# WHAT IS ASKED:
Copy out the complete listing, word for word.
* Start *
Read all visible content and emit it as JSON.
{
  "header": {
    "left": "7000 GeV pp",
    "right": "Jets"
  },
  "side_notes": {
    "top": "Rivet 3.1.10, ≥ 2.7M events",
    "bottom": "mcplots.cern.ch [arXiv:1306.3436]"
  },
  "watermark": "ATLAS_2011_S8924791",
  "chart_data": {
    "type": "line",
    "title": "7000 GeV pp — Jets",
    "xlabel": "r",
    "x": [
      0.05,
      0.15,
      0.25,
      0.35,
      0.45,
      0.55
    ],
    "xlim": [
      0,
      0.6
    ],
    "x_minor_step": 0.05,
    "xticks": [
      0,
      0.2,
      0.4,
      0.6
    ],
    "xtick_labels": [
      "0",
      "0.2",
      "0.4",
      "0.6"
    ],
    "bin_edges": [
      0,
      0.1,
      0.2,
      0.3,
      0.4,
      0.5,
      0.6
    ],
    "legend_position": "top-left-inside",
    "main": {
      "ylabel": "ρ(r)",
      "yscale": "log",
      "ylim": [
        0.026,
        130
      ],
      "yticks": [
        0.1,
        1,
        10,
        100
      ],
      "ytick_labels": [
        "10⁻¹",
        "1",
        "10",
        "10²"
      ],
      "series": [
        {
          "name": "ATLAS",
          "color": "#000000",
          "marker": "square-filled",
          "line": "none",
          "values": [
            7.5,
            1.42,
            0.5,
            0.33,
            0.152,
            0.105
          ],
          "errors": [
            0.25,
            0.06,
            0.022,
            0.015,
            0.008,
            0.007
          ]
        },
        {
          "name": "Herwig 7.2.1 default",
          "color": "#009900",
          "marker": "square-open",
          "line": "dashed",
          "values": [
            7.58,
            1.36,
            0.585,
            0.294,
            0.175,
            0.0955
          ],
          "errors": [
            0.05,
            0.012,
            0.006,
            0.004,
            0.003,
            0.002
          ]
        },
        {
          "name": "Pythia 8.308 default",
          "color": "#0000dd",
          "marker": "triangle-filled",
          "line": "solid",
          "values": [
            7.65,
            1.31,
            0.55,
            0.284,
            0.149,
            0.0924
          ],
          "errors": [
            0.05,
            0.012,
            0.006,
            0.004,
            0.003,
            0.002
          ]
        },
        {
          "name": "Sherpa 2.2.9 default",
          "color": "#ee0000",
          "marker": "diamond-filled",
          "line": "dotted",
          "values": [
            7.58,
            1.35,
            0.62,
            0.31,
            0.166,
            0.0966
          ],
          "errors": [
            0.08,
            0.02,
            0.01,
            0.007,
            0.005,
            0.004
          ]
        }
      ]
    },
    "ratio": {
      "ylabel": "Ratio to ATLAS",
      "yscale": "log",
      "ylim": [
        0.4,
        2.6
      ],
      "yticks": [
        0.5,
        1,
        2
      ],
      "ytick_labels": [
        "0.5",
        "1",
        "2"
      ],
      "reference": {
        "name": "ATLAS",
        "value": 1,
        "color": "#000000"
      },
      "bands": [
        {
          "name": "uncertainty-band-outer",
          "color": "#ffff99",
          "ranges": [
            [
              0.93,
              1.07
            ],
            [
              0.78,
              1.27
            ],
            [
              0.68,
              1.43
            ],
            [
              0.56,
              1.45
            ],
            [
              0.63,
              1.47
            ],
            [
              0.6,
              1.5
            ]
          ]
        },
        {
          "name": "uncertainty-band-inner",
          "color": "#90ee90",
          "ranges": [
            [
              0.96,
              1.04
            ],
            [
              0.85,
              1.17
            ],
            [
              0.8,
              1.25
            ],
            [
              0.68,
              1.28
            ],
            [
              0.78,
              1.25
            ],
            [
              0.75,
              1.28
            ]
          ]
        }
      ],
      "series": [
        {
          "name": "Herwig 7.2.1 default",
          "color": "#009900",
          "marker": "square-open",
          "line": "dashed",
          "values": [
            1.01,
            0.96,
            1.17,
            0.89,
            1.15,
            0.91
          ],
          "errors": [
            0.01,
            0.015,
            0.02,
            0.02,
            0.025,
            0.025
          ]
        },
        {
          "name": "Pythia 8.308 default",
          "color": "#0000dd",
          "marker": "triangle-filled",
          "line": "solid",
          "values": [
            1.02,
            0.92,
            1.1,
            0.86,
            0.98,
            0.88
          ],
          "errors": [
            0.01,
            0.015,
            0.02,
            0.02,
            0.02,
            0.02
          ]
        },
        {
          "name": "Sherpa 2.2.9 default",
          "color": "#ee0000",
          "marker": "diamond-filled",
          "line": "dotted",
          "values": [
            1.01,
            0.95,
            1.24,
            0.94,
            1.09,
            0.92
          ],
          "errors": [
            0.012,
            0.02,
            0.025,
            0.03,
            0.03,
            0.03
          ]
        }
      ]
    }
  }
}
* End *
# WRITTEN SOLUTION:
Read all visible content and emit it as JSON.
{
  "header": {
    "left": "7000 GeV pp",
    "right": "Jets"
  },
  "side_notes": {
    "top": "Rivet 3.1.10, ≥ 2.7M events",
    "bottom": "mcplots.cern.ch [arXiv:1306.3436]"
  },
  "watermark": "ATLAS_2011_S8924791",
  "chart_data": {
    "type": "line",
    "title": "7000 GeV pp — Jets",
    "xlabel": "r",
    "x": [
      0.05,
      0.15,
      0.25,
      0.35,
      0.45,
      0.55
    ],
    "xlim": [
      0,
      0.6
    ],
    "x_minor_step": 0.05,
    "xticks": [
      0,
      0.2,
      0.4,
      0.6
    ],
    "xtick_labels": [
      "0",
      "0.2",
      "0.4",
      "0.6"
    ],
    "bin_edges": [
      0,
      0.1,
      0.2,
      0.3,
      0.4,
      0.5,
      0.6
    ],
    "legend_position": "top-left-inside",
    "main": {
      "ylabel": "ρ(r)",
      "yscale": "log",
      "ylim": [
        0.026,
        130
      ],
      "yticks": [
        0.1,
        1,
        10,
        100
      ],
      "ytick_labels": [
        "10⁻¹",
        "1",
        "10",
        "10²"
      ],
      "series": [
        {
          "name": "ATLAS",
          "color": "#000000",
          "marker": "square-filled",
          "line": "none",
          "values": [
            7.5,
            1.42,
            0.5,
            0.33,
            0.152,
            0.105
          ],
          "errors": [
            0.25,
            0.06,
            0.022,
            0.015,
            0.008,
            0.007
          ]
        },
        {
          "name": "Herwig 7.2.1 default",
          "color": "#009900",
          "marker": "square-open",
          "line": "dashed",
          "values": [
            7.58,
            1.36,
            0.585,
            0.294,
            0.175,
            0.0955
          ],
          "errors": [
            0.05,
            0.012,
            0.006,
            0.004,
            0.003,
            0.002
          ]
        },
        {
          "name": "Pythia 8.308 default",
          "color": "#0000dd",
          "marker": "triangle-filled",
          "line": "solid",
          "values": [
            7.65,
            1.31,
            0.55,
            0.284,
            0.149,
            0.0924
          ],
          "errors": [
            0.05,
            0.012,
            0.006,
            0.004,
            0.003,
            0.002
          ]
        },
        {
          "name": "Sherpa 2.2.9 default",
          "color": "#ee0000",
          "marker": "diamond-filled",
          "line": "dotted",
          "values": [
            7.58,
            1.35,
            0.62,
            0.31,
            0.166,
            0.0966
          ],
          "errors": [
            0.08,
            0.02,
            0.01,
            0.007,
            0.005,
            0.004
          ]
        }
      ]
    },
    "ratio": {
      "ylabel": "Ratio to ATLAS",
      "yscale": "log",
      "ylim": [
        0.4,
        2.6
      ],
      "yticks": [
        0.5,
        1,
        2
      ],
      "ytick_labels": [
        "0.5",
        "1",
        "2"
      ],
      "reference": {
        "name": "ATLAS",
        "value": 1,
        "color": "#000000"
      },
      "bands": [
        {
          "name": "uncertainty-band-outer",
          "color": "#ffff99",
          "ranges": [
            [
              0.93,
              1.07
            ],
            [
              0.78,
              1.27
            ],
            [
              0.68,
              1.43
            ],
            [
              0.56,
              1.45
            ],
            [
              0.63,
              1.47
            ],
            [
              0.6,
              1.5
            ]
          ]
        },
        {
          "name": "uncertainty-band-inner",
          "color": "#90ee90",
          "ranges": [
            [
              0.96,
              1.04
            ],
            [
              0.85,
              1.17
            ],
            [
              0.8,
              1.25
            ],
            [
              0.68,
              1.28
            ],
            [
              0.78,
              1.25
            ],
            [
              0.75,
              1.28
            ]
          ]
        }
      ],
      "series": [
        {
          "name": "Herwig 7.2.1 default",
          "color": "#009900",
          "marker": "square-open",
          "line": "dashed",
          "values": [
            1.01,
            0.96,
            1.17,
            0.89,
            1.15,
            0.91
          ],
          "errors": [
            0.01,
            0.015,
            0.02,
            0.02,
            0.025,
            0.025
          ]
        },
        {
          "name": "Pythia 8.308 default",
          "color": "#0000dd",
          "marker": "triangle-filled",
          "line": "solid",
          "values": [
            1.02,
            0.92,
            1.1,
            0.86,
            0.98,
            0.88
          ],
          "errors": [
            0.01,
            0.015,
            0.02,
            0.02,
            0.02,
            0.02
          ]
        },
        {
          "name": "Sherpa 2.2.9 default",
          "color": "#ee0000",
          "marker": "diamond-filled",
          "line": "dotted",
          "values": [
            1.01,
            0.95,
            1.24,
            0.94,
            1.09,
            0.92
          ],
          "errors": [
            0.012,
            0.02,
            0.025,
            0.03,
            0.03,
            0.03
          ]
        }
      ]
    }
  }
}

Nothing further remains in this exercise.